== Extracted records ==
· · · · ·
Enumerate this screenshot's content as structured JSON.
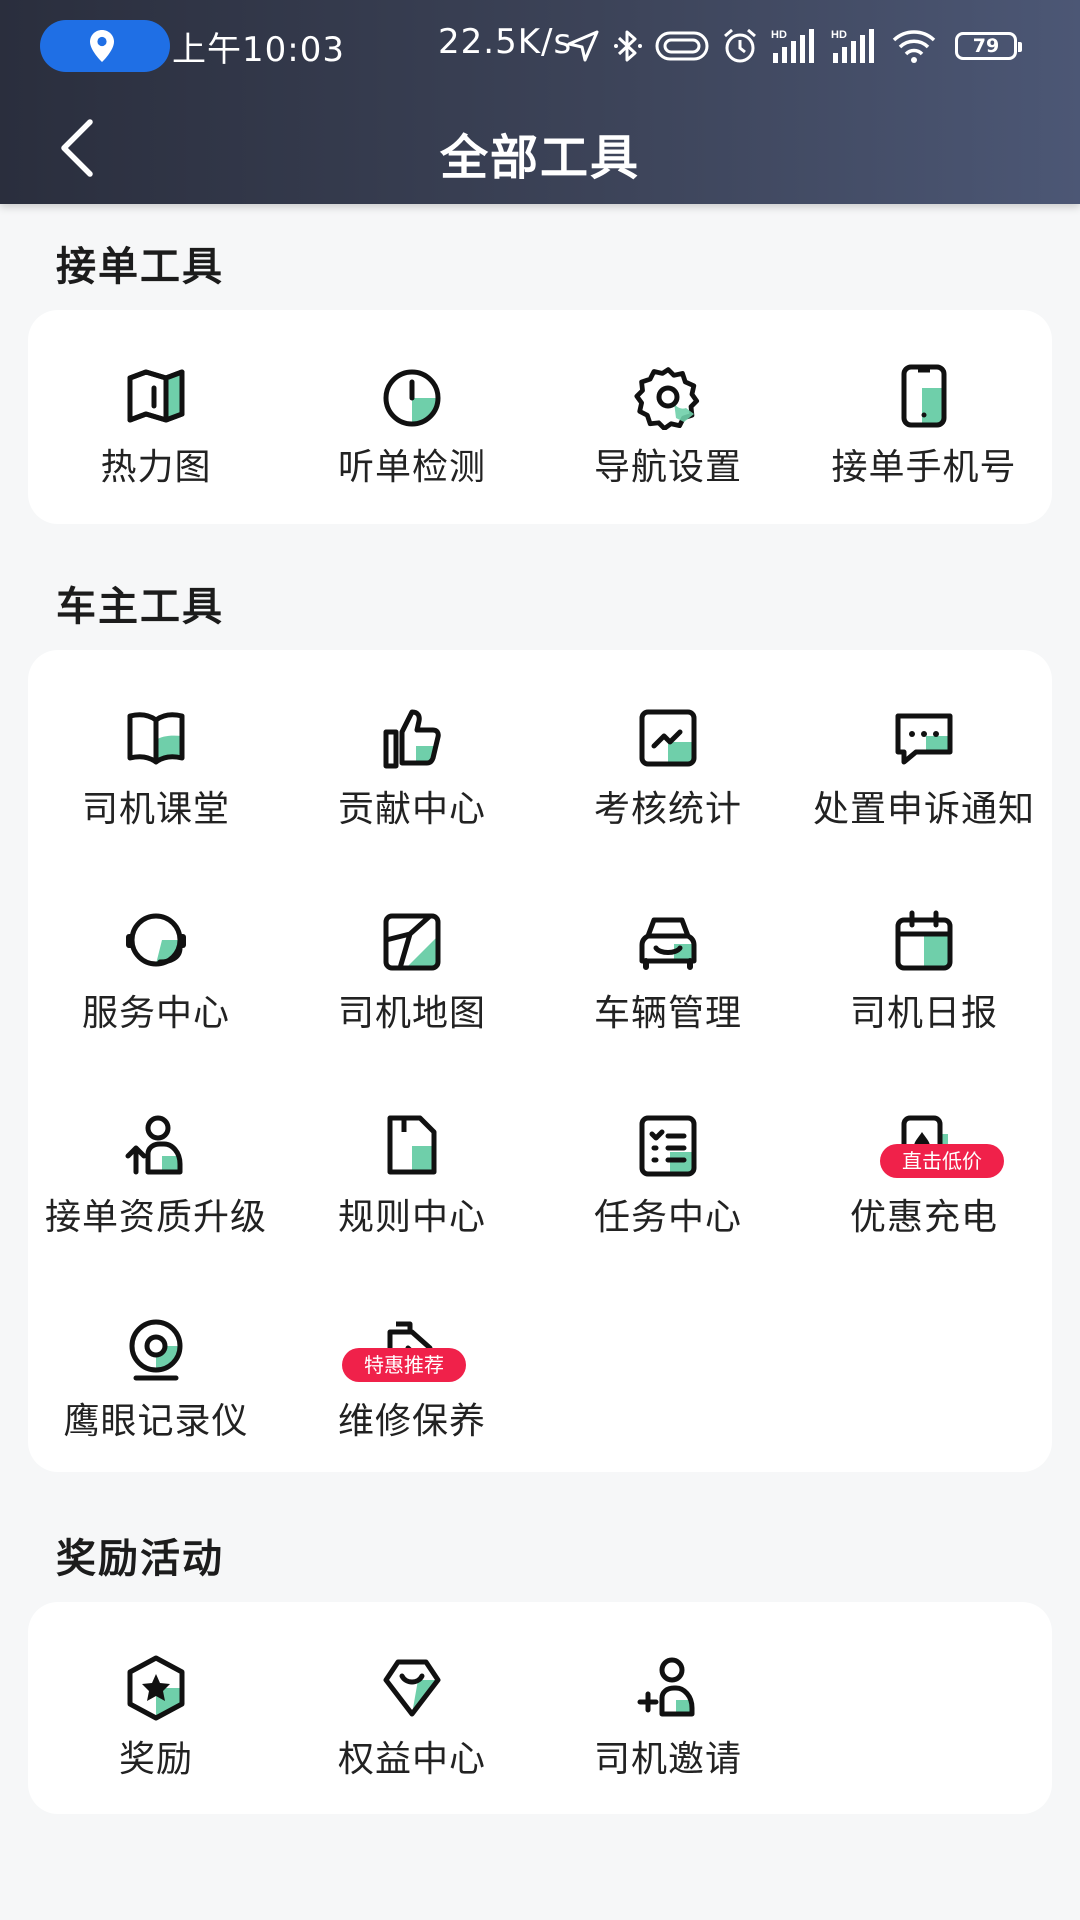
{
  "status_bar": {
    "time": "上午10:03",
    "net_speed": "22.5K/s",
    "battery": "79",
    "icons": [
      "location-icon",
      "navigation-arrow-icon",
      "bluetooth-icon",
      "nfc-icon",
      "alarm-icon",
      "signal-hd-icon",
      "signal-hd-icon",
      "wifi-icon",
      "battery-icon"
    ]
  },
  "header": {
    "title": "全部工具"
  },
  "sections": [
    {
      "title": "接单工具",
      "tools": [
        {
          "label": "热力图",
          "icon": "map-icon"
        },
        {
          "label": "听单检测",
          "icon": "clock-icon"
        },
        {
          "label": "导航设置",
          "icon": "gear-icon"
        },
        {
          "label": "接单手机号",
          "icon": "phone-icon"
        }
      ]
    },
    {
      "title": "车主工具",
      "tools": [
        {
          "label": "司机课堂",
          "icon": "book-icon"
        },
        {
          "label": "贡献中心",
          "icon": "thumbs-up-icon"
        },
        {
          "label": "考核统计",
          "icon": "chart-icon"
        },
        {
          "label": "处置申诉通知",
          "icon": "message-icon"
        },
        {
          "label": "服务中心",
          "icon": "headset-icon"
        },
        {
          "label": "司机地图",
          "icon": "map-square-icon"
        },
        {
          "label": "车辆管理",
          "icon": "car-icon"
        },
        {
          "label": "司机日报",
          "icon": "calendar-icon"
        },
        {
          "label": "接单资质升级",
          "icon": "user-upgrade-icon"
        },
        {
          "label": "规则中心",
          "icon": "document-icon"
        },
        {
          "label": "任务中心",
          "icon": "checklist-icon"
        },
        {
          "label": "优惠充电",
          "icon": "charging-icon",
          "badge": "直击低价"
        },
        {
          "label": "鹰眼记录仪",
          "icon": "camera-icon"
        },
        {
          "label": "维修保养",
          "icon": "oil-can-icon",
          "badge": "特惠推荐"
        }
      ]
    },
    {
      "title": "奖励活动",
      "tools": [
        {
          "label": "奖励",
          "icon": "star-badge-icon"
        },
        {
          "label": "权益中心",
          "icon": "gift-icon"
        },
        {
          "label": "司机邀请",
          "icon": "add-user-icon"
        }
      ]
    }
  ],
  "colors": {
    "accent_green": "#6fcfaa",
    "badge_red": "#f0214a",
    "header_dark": "#2a2e3d"
  }
}
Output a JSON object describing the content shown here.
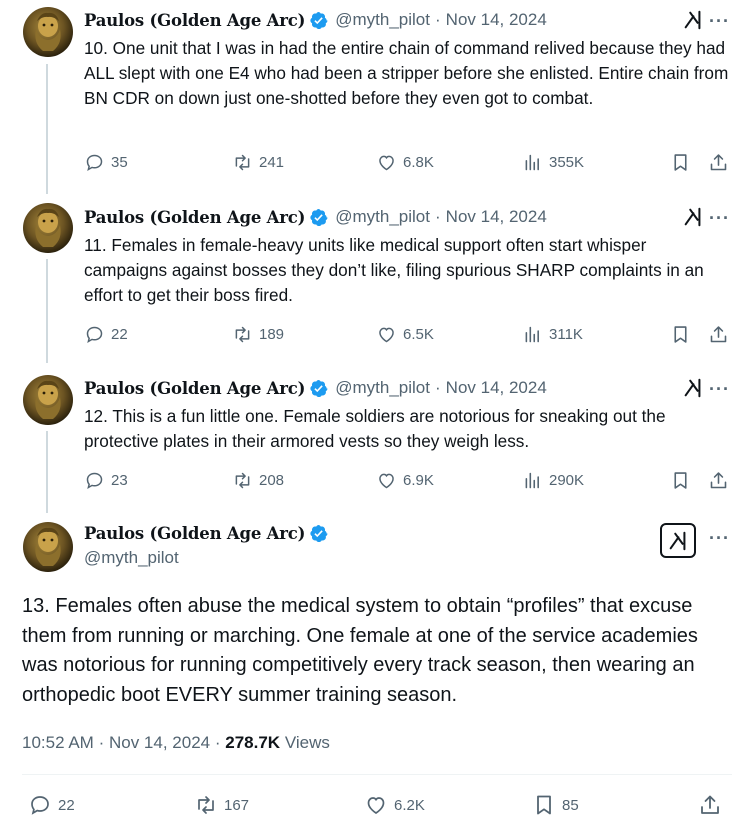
{
  "author": {
    "name": "Paulos (Golden Age Arc)",
    "handle": "@myth_pilot",
    "verified": true
  },
  "colors": {
    "verified_blue": "#1d9bf0",
    "secondary_text": "#536471",
    "primary_text": "#0f1419",
    "thread_line": "#cfd9de"
  },
  "tweets": [
    {
      "handle": "@myth_pilot",
      "date": "Nov 14, 2024",
      "text": "10. One unit that I was in had the entire chain of command relived because they had ALL slept with one E4 who had been a stripper before she enlisted. Entire chain from BN CDR on down just one-shotted before they even got to combat.",
      "replies": "35",
      "reposts": "241",
      "likes": "6.8K",
      "views": "355K"
    },
    {
      "handle": "@myth_pilot",
      "date": "Nov 14, 2024",
      "text": "11. Females in female-heavy units like medical support often start whisper campaigns against bosses they don’t like, filing spurious SHARP complaints in an effort to get their boss fired.",
      "replies": "22",
      "reposts": "189",
      "likes": "6.5K",
      "views": "311K"
    },
    {
      "handle": "@myth_pilot",
      "date": "Nov 14, 2024",
      "text": "12. This is a fun little one. Female soldiers are notorious for sneaking out the protective plates in their armored vests so they weigh less.",
      "replies": "23",
      "reposts": "208",
      "likes": "6.9K",
      "views": "290K"
    }
  ],
  "main_tweet": {
    "handle": "@myth_pilot",
    "text": "13. Females often abuse the medical system to obtain “profiles” that excuse them from running or marching. One female at one of the service academies was notorious for running competitively every track season, then wearing an orthopedic boot EVERY summer training season.",
    "time": "10:52 AM",
    "date": "Nov 14, 2024",
    "views_count": "278.7K",
    "views_label": "Views",
    "replies": "22",
    "reposts": "167",
    "likes": "6.2K",
    "bookmarks": "85"
  },
  "separator": "·",
  "more_label": "···"
}
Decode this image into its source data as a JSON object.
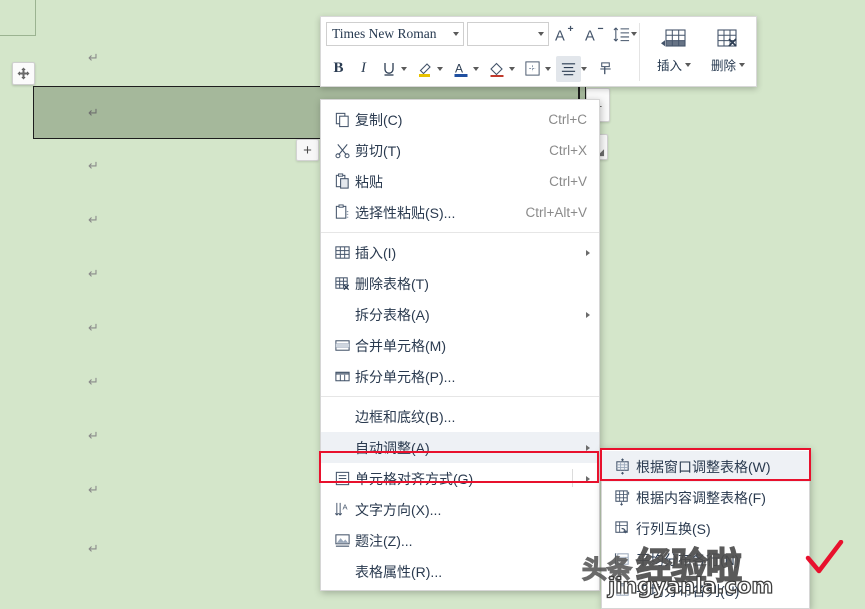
· · · · ·
== WHAT TO WORK ON ==
The records above must be echoed exactly, minus their pictures.

== TASK ANSWER ==
Enumerate this screenshot's content as structured JSON.
{
  "status_bar": {
    "time": "上午10:03",
    "net_speed": "22.5K/s",
    "battery": "79",
    "icons": [
      "location-icon",
      "navigation-arrow-icon",
      "bluetooth-icon",
      "nfc-icon",
      "alarm-icon",
      "signal-hd-icon",
      "signal-hd-icon",
      "wifi-icon",
      "battery-icon"
    ]
  },
  "header": {
    "title": "全部工具"
  },
  "sections": [
    {
      "title": "接单工具",
      "tools": [
        {
          "label": "热力图",
          "icon": "map-icon"
        },
        {
          "label": "听单检测",
          "icon": "clock-icon"
        },
        {
          "label": "导航设置",
          "icon": "gear-icon"
        },
        {
          "label": "接单手机号",
          "icon": "phone-icon"
        }
      ]
    },
    {
      "title": "车主工具",
      "tools": [
        {
          "label": "司机课堂",
          "icon": "book-icon"
        },
        {
          "label": "贡献中心",
          "icon": "thumbs-up-icon"
        },
        {
          "label": "考核统计",
          "icon": "chart-icon"
        },
        {
          "label": "处置申诉通知",
          "icon": "message-icon"
        },
        {
          "label": "服务中心",
          "icon": "headset-icon"
        },
        {
          "label": "司机地图",
          "icon": "map-square-icon"
        },
        {
          "label": "车辆管理",
          "icon": "car-icon"
        },
        {
          "label": "司机日报",
          "icon": "calendar-icon"
        },
        {
          "label": "接单资质升级",
          "icon": "user-upgrade-icon"
        },
        {
          "label": "规则中心",
          "icon": "document-icon"
        },
        {
          "label": "任务中心",
          "icon": "checklist-icon"
        },
        {
          "label": "优惠充电",
          "icon": "charging-icon",
          "badge": "直击低价"
        },
        {
          "label": "鹰眼记录仪",
          "icon": "camera-icon"
        },
        {
          "label": "维修保养",
          "icon": "oil-can-icon",
          "badge": "特惠推荐"
        }
      ]
    },
    {
      "title": "奖励活动",
      "tools": [
        {
          "label": "奖励",
          "icon": "star-badge-icon"
        },
        {
          "label": "权益中心",
          "icon": "gift-icon"
        },
        {
          "label": "司机邀请",
          "icon": "add-user-icon"
        }
      ]
    }
  ],
  "colors": {
    "accent_green": "#6fcfaa",
    "badge_red": "#f0214a",
    "header_dark": "#2a2e3d"
  }
}
Output a JSON object describing the content shown here.
{
  "author": {
    "name": "Paulos (Golden Age Arc)",
    "handle": "@myth_pilot",
    "verified": true
  },
  "colors": {
    "verified_blue": "#1d9bf0",
    "secondary_text": "#536471",
    "primary_text": "#0f1419",
    "thread_line": "#cfd9de"
  },
  "tweets": [
    {
      "handle": "@myth_pilot",
      "date": "Nov 14, 2024",
      "text": "10. One unit that I was in had the entire chain of command relived because they had ALL slept with one E4 who had been a stripper before she enlisted. Entire chain from BN CDR on down just one-shotted before they even got to combat.",
      "replies": "35",
      "reposts": "241",
      "likes": "6.8K",
      "views": "355K"
    },
    {
      "handle": "@myth_pilot",
      "date": "Nov 14, 2024",
      "text": "11. Females in female-heavy units like medical support often start whisper campaigns against bosses they don’t like, filing spurious SHARP complaints in an effort to get their boss fired.",
      "replies": "22",
      "reposts": "189",
      "likes": "6.5K",
      "views": "311K"
    },
    {
      "handle": "@myth_pilot",
      "date": "Nov 14, 2024",
      "text": "12. This is a fun little one. Female soldiers are notorious for sneaking out the protective plates in their armored vests so they weigh less.",
      "replies": "23",
      "reposts": "208",
      "likes": "6.9K",
      "views": "290K"
    }
  ],
  "main_tweet": {
    "handle": "@myth_pilot",
    "text": "13. Females often abuse the medical system to obtain “profiles” that excuse them from running or marching. One female at one of the service academies was notorious for running competitively every track season, then wearing an orthopedic boot EVERY summer training season.",
    "time": "10:52 AM",
    "date": "Nov 14, 2024",
    "views_count": "278.7K",
    "views_label": "Views",
    "replies": "22",
    "reposts": "167",
    "likes": "6.2K",
    "bookmarks": "85"
  },
  "separator": "·",
  "more_label": "···"
}
Decode this image into its source data as a JSON object.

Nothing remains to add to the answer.